(Stored records)
▬▬▬
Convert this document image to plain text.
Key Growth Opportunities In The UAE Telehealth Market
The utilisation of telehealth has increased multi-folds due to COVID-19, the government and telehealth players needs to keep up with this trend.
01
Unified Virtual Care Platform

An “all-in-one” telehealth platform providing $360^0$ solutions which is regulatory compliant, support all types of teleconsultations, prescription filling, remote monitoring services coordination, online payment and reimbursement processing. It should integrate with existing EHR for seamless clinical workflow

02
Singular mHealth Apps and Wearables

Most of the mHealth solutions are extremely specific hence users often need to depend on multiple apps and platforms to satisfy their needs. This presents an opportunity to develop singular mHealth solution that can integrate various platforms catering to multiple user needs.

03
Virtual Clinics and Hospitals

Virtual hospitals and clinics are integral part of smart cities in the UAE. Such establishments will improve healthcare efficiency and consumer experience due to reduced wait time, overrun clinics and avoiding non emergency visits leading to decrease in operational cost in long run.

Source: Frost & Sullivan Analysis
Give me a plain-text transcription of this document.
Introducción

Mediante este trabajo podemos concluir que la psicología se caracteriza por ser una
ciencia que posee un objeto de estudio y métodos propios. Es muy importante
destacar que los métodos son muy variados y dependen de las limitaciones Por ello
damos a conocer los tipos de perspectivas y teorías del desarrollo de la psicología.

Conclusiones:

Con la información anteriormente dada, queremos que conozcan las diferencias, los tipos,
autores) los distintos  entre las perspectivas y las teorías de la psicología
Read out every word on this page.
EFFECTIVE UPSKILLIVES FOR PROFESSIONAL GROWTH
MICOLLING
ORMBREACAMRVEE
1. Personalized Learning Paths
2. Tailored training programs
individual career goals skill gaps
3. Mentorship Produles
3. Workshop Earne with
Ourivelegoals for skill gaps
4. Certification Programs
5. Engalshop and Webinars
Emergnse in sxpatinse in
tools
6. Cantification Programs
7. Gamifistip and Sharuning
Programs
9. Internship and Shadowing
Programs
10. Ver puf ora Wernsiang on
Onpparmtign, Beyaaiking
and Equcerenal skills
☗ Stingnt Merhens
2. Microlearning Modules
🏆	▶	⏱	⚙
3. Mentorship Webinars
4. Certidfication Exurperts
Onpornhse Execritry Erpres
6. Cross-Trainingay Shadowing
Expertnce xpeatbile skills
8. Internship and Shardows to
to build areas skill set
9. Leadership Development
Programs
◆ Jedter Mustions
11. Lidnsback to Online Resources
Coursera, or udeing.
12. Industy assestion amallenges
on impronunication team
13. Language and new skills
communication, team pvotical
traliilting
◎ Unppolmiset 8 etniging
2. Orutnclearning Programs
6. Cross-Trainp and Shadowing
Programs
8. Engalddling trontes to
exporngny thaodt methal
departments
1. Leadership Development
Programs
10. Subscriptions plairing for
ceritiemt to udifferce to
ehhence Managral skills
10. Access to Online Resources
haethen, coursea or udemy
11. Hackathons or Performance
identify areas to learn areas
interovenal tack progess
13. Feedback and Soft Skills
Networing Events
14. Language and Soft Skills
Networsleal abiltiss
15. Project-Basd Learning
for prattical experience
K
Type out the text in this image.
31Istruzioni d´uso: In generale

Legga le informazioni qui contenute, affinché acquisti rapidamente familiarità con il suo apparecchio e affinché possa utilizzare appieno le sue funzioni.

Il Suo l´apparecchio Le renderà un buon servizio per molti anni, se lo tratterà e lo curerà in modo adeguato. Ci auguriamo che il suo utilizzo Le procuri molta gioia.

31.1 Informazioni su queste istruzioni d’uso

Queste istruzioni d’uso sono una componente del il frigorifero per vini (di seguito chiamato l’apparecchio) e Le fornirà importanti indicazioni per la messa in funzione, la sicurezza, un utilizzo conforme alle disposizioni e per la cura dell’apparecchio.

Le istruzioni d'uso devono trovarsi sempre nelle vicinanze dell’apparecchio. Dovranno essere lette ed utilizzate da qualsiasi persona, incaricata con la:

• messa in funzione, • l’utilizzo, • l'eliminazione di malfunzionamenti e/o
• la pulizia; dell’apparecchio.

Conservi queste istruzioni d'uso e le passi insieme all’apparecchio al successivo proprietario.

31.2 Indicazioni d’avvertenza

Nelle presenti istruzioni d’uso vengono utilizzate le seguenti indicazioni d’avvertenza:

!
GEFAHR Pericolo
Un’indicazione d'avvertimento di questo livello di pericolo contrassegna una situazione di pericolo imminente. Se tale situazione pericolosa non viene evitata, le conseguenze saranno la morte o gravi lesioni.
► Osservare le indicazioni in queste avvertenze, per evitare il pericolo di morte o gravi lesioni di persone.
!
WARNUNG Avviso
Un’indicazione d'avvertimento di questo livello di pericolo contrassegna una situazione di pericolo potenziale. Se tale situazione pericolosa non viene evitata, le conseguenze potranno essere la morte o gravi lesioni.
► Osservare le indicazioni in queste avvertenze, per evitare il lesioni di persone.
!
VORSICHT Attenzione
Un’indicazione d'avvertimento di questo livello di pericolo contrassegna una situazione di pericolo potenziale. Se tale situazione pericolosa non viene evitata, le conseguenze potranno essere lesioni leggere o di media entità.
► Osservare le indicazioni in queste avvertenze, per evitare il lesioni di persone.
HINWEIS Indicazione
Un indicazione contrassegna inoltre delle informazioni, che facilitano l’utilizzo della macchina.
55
▬▬▬
* _WHAT YOU HAVE TO DO_:
Print the records above exactly as they appear.

* _EXERCISE RESPONSE_:
Convert this document image to plain text.
Key Growth Opportunities In The UAE Telehealth Market
The utilisation of telehealth has increased multi-folds due to COVID-19, the government and telehealth players needs to keep up with this trend.
01
Unified Virtual Care Platform

An “all-in-one” telehealth platform providing $360^0$ solutions which is regulatory compliant, support all types of teleconsultations, prescription filling, remote monitoring services coordination, online payment and reimbursement processing. It should integrate with existing EHR for seamless clinical workflow

02
Singular mHealth Apps and Wearables

Most of the mHealth solutions are extremely specific hence users often need to depend on multiple apps and platforms to satisfy their needs. This presents an opportunity to develop singular mHealth solution that can integrate various platforms catering to multiple user needs.

03
Virtual Clinics and Hospitals

Virtual hospitals and clinics are integral part of smart cities in the UAE. Such establishments will improve healthcare efficiency and consumer experience due to reduced wait time, overrun clinics and avoiding non emergency visits leading to decrease in operational cost in long run.

Source: Frost & Sullivan Analysis
Give me a plain-text transcription of this document.
Introducción

Mediante este trabajo podemos concluir que la psicología se caracteriza por ser una
ciencia que posee un objeto de estudio y métodos propios. Es muy importante
destacar que los métodos son muy variados y dependen de las limitaciones Por ello
damos a conocer los tipos de perspectivas y teorías del desarrollo de la psicología.

Conclusiones:

Con la información anteriormente dada, queremos que conozcan las diferencias, los tipos,
autores) los distintos  entre las perspectivas y las teorías de la psicología
Read out every word on this page.
EFFECTIVE UPSKILLIVES FOR PROFESSIONAL GROWTH
MICOLLING
ORMBREACAMRVEE
1. Personalized Learning Paths
2. Tailored training programs
individual career goals skill gaps
3. Mentorship Produles
3. Workshop Earne with
Ourivelegoals for skill gaps
4. Certification Programs
5. Engalshop and Webinars
Emergnse in sxpatinse in
tools
6. Cantification Programs
7. Gamifistip and Sharuning
Programs
9. Internship and Shadowing
Programs
10. Ver puf ora Wernsiang on
Onpparmtign, Beyaaiking
and Equcerenal skills
☗ Stingnt Merhens
2. Microlearning Modules
🏆	▶	⏱	⚙
3. Mentorship Webinars
4. Certidfication Exurperts
Onpornhse Execritry Erpres
6. Cross-Trainingay Shadowing
Expertnce xpeatbile skills
8. Internship and Shardows to
to build areas skill set
9. Leadership Development
Programs
◆ Jedter Mustions
11. Lidnsback to Online Resources
Coursera, or udeing.
12. Industy assestion amallenges
on impronunication team
13. Language and new skills
communication, team pvotical
traliilting
◎ Unppolmiset 8 etniging
2. Orutnclearning Programs
6. Cross-Trainp and Shadowing
Programs
8. Engalddling trontes to
exporngny thaodt methal
departments
1. Leadership Development
Programs
10. Subscriptions plairing for
ceritiemt to udifferce to
ehhence Managral skills
10. Access to Online Resources
haethen, coursea or udemy
11. Hackathons or Performance
identify areas to learn areas
interovenal tack progess
13. Feedback and Soft Skills
Networing Events
14. Language and Soft Skills
Networsleal abiltiss
15. Project-Basd Learning
for prattical experience
K
Type out the text in this image.
31Istruzioni d´uso: In generale

Legga le informazioni qui contenute, affinché acquisti rapidamente familiarità con il suo apparecchio e affinché possa utilizzare appieno le sue funzioni.

Il Suo l´apparecchio Le renderà un buon servizio per molti anni, se lo tratterà e lo curerà in modo adeguato. Ci auguriamo che il suo utilizzo Le procuri molta gioia.

31.1 Informazioni su queste istruzioni d’uso

Queste istruzioni d’uso sono una componente del il frigorifero per vini (di seguito chiamato l’apparecchio) e Le fornirà importanti indicazioni per la messa in funzione, la sicurezza, un utilizzo conforme alle disposizioni e per la cura dell’apparecchio.

Le istruzioni d'uso devono trovarsi sempre nelle vicinanze dell’apparecchio. Dovranno essere lette ed utilizzate da qualsiasi persona, incaricata con la:

• messa in funzione, • l’utilizzo, • l'eliminazione di malfunzionamenti e/o
• la pulizia; dell’apparecchio.

Conservi queste istruzioni d'uso e le passi insieme all’apparecchio al successivo proprietario.

31.2 Indicazioni d’avvertenza

Nelle presenti istruzioni d’uso vengono utilizzate le seguenti indicazioni d’avvertenza:

!
GEFAHR Pericolo
Un’indicazione d'avvertimento di questo livello di pericolo contrassegna una situazione di pericolo imminente. Se tale situazione pericolosa non viene evitata, le conseguenze saranno la morte o gravi lesioni.
► Osservare le indicazioni in queste avvertenze, per evitare il pericolo di morte o gravi lesioni di persone.
!
WARNUNG Avviso
Un’indicazione d'avvertimento di questo livello di pericolo contrassegna una situazione di pericolo potenziale. Se tale situazione pericolosa non viene evitata, le conseguenze potranno essere la morte o gravi lesioni.
► Osservare le indicazioni in queste avvertenze, per evitare il lesioni di persone.
!
VORSICHT Attenzione
Un’indicazione d'avvertimento di questo livello di pericolo contrassegna una situazione di pericolo potenziale. Se tale situazione pericolosa non viene evitata, le conseguenze potranno essere lesioni leggere o di media entità.
► Osservare le indicazioni in queste avvertenze, per evitare il lesioni di persone.
HINWEIS Indicazione
Un indicazione contrassegna inoltre delle informazioni, che facilitano l’utilizzo della macchina.
55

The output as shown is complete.